— Start Source material —
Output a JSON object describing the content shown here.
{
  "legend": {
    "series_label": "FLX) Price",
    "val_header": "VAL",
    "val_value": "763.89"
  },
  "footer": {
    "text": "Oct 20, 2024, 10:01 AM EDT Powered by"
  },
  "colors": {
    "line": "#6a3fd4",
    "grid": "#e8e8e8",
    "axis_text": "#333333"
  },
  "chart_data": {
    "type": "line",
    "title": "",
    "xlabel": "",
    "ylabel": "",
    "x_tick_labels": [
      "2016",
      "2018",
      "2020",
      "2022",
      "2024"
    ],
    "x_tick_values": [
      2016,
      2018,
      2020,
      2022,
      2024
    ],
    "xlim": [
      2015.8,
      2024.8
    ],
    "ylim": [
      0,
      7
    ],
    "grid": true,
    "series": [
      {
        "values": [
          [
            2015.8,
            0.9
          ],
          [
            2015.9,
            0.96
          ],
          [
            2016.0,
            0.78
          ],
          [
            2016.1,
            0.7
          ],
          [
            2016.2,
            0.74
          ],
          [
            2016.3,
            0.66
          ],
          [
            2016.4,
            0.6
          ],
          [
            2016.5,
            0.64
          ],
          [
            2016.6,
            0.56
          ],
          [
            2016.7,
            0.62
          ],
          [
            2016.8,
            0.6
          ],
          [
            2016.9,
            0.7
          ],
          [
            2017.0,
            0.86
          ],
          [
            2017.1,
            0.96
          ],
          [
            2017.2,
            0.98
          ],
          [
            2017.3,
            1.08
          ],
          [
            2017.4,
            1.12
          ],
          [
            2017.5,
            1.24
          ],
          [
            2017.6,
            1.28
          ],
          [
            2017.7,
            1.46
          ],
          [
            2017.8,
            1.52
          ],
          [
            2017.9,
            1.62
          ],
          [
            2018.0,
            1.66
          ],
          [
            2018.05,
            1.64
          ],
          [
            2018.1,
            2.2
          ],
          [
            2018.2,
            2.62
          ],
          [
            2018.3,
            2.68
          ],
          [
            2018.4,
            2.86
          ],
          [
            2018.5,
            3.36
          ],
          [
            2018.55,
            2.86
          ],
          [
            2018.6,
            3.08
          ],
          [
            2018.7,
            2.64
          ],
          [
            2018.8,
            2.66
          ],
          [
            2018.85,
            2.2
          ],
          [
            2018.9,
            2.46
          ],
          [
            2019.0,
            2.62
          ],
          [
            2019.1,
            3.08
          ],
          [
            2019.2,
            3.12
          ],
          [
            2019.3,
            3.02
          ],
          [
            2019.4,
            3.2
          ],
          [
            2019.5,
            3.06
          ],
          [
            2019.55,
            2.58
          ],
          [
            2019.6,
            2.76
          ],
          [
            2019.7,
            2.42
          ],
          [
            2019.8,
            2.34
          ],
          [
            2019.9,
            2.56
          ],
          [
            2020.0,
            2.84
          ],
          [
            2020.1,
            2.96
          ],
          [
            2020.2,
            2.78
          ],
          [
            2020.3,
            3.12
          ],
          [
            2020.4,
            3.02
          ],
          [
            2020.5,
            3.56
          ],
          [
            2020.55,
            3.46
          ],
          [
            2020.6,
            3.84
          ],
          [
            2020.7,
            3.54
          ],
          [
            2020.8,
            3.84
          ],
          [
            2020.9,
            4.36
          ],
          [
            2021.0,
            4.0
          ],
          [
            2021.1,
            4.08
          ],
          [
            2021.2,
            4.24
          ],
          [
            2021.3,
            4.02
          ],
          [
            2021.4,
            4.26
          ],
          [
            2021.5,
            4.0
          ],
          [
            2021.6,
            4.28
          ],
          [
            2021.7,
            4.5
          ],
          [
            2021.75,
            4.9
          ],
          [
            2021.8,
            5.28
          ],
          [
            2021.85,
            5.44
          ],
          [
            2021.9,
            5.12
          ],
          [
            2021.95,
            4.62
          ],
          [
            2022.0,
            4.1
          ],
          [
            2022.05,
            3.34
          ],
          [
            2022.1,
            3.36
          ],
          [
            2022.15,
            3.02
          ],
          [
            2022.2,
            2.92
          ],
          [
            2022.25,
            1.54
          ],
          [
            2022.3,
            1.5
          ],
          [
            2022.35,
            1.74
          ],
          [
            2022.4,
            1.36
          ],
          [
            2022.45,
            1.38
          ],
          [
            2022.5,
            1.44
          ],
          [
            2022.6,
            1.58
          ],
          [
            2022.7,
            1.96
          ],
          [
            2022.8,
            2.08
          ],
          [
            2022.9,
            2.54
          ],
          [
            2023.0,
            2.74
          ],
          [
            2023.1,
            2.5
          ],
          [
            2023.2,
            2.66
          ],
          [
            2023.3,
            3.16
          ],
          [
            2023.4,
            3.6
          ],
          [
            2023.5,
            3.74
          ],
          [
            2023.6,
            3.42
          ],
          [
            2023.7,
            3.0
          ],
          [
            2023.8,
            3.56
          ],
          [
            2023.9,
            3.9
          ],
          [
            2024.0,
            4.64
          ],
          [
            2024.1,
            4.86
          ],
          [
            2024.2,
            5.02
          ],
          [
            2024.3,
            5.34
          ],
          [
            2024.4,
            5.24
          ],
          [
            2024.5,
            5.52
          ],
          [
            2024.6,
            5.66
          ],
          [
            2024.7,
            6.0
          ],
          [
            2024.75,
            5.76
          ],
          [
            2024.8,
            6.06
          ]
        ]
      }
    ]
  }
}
— End Source material —
What to work on: Reproduce the whole listing word for word.

Complete response:
Output a JSON object describing the content shown here.
{
  "legend": {
    "series_label": "FLX) Price",
    "val_header": "VAL",
    "val_value": "763.89"
  },
  "footer": {
    "text": "Oct 20, 2024, 10:01 AM EDT Powered by"
  },
  "colors": {
    "line": "#6a3fd4",
    "grid": "#e8e8e8",
    "axis_text": "#333333"
  },
  "chart_data": {
    "type": "line",
    "title": "",
    "xlabel": "",
    "ylabel": "",
    "x_tick_labels": [
      "2016",
      "2018",
      "2020",
      "2022",
      "2024"
    ],
    "x_tick_values": [
      2016,
      2018,
      2020,
      2022,
      2024
    ],
    "xlim": [
      2015.8,
      2024.8
    ],
    "ylim": [
      0,
      7
    ],
    "grid": true,
    "series": [
      {
        "values": [
          [
            2015.8,
            0.9
          ],
          [
            2015.9,
            0.96
          ],
          [
            2016.0,
            0.78
          ],
          [
            2016.1,
            0.7
          ],
          [
            2016.2,
            0.74
          ],
          [
            2016.3,
            0.66
          ],
          [
            2016.4,
            0.6
          ],
          [
            2016.5,
            0.64
          ],
          [
            2016.6,
            0.56
          ],
          [
            2016.7,
            0.62
          ],
          [
            2016.8,
            0.6
          ],
          [
            2016.9,
            0.7
          ],
          [
            2017.0,
            0.86
          ],
          [
            2017.1,
            0.96
          ],
          [
            2017.2,
            0.98
          ],
          [
            2017.3,
            1.08
          ],
          [
            2017.4,
            1.12
          ],
          [
            2017.5,
            1.24
          ],
          [
            2017.6,
            1.28
          ],
          [
            2017.7,
            1.46
          ],
          [
            2017.8,
            1.52
          ],
          [
            2017.9,
            1.62
          ],
          [
            2018.0,
            1.66
          ],
          [
            2018.05,
            1.64
          ],
          [
            2018.1,
            2.2
          ],
          [
            2018.2,
            2.62
          ],
          [
            2018.3,
            2.68
          ],
          [
            2018.4,
            2.86
          ],
          [
            2018.5,
            3.36
          ],
          [
            2018.55,
            2.86
          ],
          [
            2018.6,
            3.08
          ],
          [
            2018.7,
            2.64
          ],
          [
            2018.8,
            2.66
          ],
          [
            2018.85,
            2.2
          ],
          [
            2018.9,
            2.46
          ],
          [
            2019.0,
            2.62
          ],
          [
            2019.1,
            3.08
          ],
          [
            2019.2,
            3.12
          ],
          [
            2019.3,
            3.02
          ],
          [
            2019.4,
            3.2
          ],
          [
            2019.5,
            3.06
          ],
          [
            2019.55,
            2.58
          ],
          [
            2019.6,
            2.76
          ],
          [
            2019.7,
            2.42
          ],
          [
            2019.8,
            2.34
          ],
          [
            2019.9,
            2.56
          ],
          [
            2020.0,
            2.84
          ],
          [
            2020.1,
            2.96
          ],
          [
            2020.2,
            2.78
          ],
          [
            2020.3,
            3.12
          ],
          [
            2020.4,
            3.02
          ],
          [
            2020.5,
            3.56
          ],
          [
            2020.55,
            3.46
          ],
          [
            2020.6,
            3.84
          ],
          [
            2020.7,
            3.54
          ],
          [
            2020.8,
            3.84
          ],
          [
            2020.9,
            4.36
          ],
          [
            2021.0,
            4.0
          ],
          [
            2021.1,
            4.08
          ],
          [
            2021.2,
            4.24
          ],
          [
            2021.3,
            4.02
          ],
          [
            2021.4,
            4.26
          ],
          [
            2021.5,
            4.0
          ],
          [
            2021.6,
            4.28
          ],
          [
            2021.7,
            4.5
          ],
          [
            2021.75,
            4.9
          ],
          [
            2021.8,
            5.28
          ],
          [
            2021.85,
            5.44
          ],
          [
            2021.9,
            5.12
          ],
          [
            2021.95,
            4.62
          ],
          [
            2022.0,
            4.1
          ],
          [
            2022.05,
            3.34
          ],
          [
            2022.1,
            3.36
          ],
          [
            2022.15,
            3.02
          ],
          [
            2022.2,
            2.92
          ],
          [
            2022.25,
            1.54
          ],
          [
            2022.3,
            1.5
          ],
          [
            2022.35,
            1.74
          ],
          [
            2022.4,
            1.36
          ],
          [
            2022.45,
            1.38
          ],
          [
            2022.5,
            1.44
          ],
          [
            2022.6,
            1.58
          ],
          [
            2022.7,
            1.96
          ],
          [
            2022.8,
            2.08
          ],
          [
            2022.9,
            2.54
          ],
          [
            2023.0,
            2.74
          ],
          [
            2023.1,
            2.5
          ],
          [
            2023.2,
            2.66
          ],
          [
            2023.3,
            3.16
          ],
          [
            2023.4,
            3.6
          ],
          [
            2023.5,
            3.74
          ],
          [
            2023.6,
            3.42
          ],
          [
            2023.7,
            3.0
          ],
          [
            2023.8,
            3.56
          ],
          [
            2023.9,
            3.9
          ],
          [
            2024.0,
            4.64
          ],
          [
            2024.1,
            4.86
          ],
          [
            2024.2,
            5.02
          ],
          [
            2024.3,
            5.34
          ],
          [
            2024.4,
            5.24
          ],
          [
            2024.5,
            5.52
          ],
          [
            2024.6,
            5.66
          ],
          [
            2024.7,
            6.0
          ],
          [
            2024.75,
            5.76
          ],
          [
            2024.8,
            6.06
          ]
        ]
      }
    ]
  }
}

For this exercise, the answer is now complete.